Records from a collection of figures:
--- START ---
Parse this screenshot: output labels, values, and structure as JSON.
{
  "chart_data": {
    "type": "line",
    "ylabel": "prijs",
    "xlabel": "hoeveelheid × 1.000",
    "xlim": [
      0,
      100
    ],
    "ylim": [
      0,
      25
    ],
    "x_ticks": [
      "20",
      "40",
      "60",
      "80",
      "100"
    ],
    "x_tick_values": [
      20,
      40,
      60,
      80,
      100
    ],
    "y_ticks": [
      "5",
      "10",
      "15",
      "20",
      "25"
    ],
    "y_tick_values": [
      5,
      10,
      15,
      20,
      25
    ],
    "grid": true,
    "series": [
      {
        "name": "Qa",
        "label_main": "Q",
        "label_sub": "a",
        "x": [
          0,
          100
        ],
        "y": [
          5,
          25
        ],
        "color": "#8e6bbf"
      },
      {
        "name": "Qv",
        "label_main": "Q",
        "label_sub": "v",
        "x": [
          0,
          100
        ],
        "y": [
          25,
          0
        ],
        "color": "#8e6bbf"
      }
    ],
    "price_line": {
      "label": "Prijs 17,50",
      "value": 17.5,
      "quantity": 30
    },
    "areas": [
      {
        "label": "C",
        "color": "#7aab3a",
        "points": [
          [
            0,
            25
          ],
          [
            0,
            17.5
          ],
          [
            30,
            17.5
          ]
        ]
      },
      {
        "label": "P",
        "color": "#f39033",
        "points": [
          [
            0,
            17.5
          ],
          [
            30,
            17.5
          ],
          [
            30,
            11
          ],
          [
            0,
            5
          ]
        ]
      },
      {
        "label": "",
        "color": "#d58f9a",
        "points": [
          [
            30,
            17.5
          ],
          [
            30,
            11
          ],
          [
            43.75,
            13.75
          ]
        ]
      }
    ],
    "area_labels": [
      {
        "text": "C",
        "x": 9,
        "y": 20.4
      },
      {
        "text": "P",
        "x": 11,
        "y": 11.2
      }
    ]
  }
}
--- END ---
» **EXERCISE DESCRIPTION**:
Show every line of the listing in which the string "color" can be found.

» **RESPONSE TO THIS EXERCISE**:
        "color": "#8e6bbf"
        "color": "#8e6bbf"
        "color": "#7aab3a",
        "color": "#f39033",
        "color": "#d58f9a",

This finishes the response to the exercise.